:: SET PROBLEM ::
Select, from the material below, each line with "this" in it.

:: DATA RECORDS ::
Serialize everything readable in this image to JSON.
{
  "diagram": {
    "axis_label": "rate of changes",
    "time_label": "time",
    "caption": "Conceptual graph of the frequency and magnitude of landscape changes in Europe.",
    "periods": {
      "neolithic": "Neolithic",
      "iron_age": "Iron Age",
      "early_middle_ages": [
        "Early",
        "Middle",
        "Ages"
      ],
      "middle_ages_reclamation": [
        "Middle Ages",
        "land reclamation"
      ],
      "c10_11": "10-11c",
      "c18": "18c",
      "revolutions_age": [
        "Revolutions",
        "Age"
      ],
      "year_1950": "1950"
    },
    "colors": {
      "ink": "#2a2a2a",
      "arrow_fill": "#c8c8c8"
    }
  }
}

==

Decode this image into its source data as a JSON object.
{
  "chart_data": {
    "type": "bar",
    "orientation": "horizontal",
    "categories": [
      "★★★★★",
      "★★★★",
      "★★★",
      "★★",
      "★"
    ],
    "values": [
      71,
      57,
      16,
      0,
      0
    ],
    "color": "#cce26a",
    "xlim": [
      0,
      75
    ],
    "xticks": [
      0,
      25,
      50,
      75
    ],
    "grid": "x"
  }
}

==

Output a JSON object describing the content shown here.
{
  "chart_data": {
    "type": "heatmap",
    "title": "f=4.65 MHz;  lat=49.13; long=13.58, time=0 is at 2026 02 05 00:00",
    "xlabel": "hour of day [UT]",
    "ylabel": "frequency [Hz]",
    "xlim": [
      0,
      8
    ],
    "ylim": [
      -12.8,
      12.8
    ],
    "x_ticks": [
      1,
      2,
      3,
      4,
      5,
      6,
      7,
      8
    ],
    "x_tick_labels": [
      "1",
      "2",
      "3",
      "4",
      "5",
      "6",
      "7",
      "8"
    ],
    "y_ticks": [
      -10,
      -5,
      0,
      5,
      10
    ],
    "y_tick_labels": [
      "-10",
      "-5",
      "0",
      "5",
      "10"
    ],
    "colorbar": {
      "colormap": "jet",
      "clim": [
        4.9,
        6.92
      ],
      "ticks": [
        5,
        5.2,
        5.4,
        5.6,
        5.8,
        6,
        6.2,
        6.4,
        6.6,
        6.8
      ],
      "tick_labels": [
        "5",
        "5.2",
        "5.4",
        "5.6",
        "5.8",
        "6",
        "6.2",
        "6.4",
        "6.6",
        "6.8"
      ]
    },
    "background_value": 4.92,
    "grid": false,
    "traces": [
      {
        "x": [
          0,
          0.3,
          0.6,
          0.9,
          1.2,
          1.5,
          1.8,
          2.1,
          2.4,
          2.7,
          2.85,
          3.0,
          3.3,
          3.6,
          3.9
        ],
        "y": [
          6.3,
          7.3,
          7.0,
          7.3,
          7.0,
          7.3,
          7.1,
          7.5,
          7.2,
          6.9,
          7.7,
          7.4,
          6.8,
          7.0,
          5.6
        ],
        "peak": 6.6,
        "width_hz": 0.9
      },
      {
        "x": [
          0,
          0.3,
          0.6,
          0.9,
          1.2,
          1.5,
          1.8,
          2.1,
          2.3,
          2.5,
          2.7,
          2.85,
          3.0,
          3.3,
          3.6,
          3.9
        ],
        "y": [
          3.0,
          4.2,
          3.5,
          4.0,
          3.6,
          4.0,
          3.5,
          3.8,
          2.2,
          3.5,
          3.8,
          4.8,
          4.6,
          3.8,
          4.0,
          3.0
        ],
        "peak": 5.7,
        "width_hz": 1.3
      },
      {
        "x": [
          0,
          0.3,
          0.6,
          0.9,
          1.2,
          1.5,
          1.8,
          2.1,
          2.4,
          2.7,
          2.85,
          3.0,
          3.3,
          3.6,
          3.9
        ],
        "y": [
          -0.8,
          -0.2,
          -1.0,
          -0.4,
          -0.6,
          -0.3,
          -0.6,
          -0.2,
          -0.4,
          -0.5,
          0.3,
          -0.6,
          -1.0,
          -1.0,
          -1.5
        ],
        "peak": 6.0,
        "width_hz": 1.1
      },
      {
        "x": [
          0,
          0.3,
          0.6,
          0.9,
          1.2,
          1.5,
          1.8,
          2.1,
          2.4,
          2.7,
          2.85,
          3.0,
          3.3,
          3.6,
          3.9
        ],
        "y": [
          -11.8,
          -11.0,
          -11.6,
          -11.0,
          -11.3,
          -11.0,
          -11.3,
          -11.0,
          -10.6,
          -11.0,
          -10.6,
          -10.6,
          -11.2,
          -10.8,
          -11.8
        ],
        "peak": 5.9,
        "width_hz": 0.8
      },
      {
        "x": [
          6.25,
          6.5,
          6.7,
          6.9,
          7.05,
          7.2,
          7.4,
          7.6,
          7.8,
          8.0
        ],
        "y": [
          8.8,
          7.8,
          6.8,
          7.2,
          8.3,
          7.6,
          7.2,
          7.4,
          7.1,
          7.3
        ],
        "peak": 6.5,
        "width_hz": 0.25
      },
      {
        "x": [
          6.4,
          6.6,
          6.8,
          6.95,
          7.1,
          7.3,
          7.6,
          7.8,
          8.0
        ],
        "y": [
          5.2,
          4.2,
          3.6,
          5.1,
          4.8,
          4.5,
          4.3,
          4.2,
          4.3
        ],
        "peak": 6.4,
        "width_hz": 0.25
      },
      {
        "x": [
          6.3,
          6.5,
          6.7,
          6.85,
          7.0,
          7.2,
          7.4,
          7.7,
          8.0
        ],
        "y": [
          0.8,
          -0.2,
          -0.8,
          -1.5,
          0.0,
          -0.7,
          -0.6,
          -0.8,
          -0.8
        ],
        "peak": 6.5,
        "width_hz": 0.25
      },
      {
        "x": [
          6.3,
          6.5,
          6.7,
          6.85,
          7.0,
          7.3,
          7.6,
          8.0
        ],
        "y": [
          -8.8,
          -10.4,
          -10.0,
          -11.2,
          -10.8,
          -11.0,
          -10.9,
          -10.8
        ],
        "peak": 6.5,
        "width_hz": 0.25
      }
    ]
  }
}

:: COMPLETE ANSWER ::
Serialize everything readable in this image to JSON.
Decode this image into its source data as a JSON object.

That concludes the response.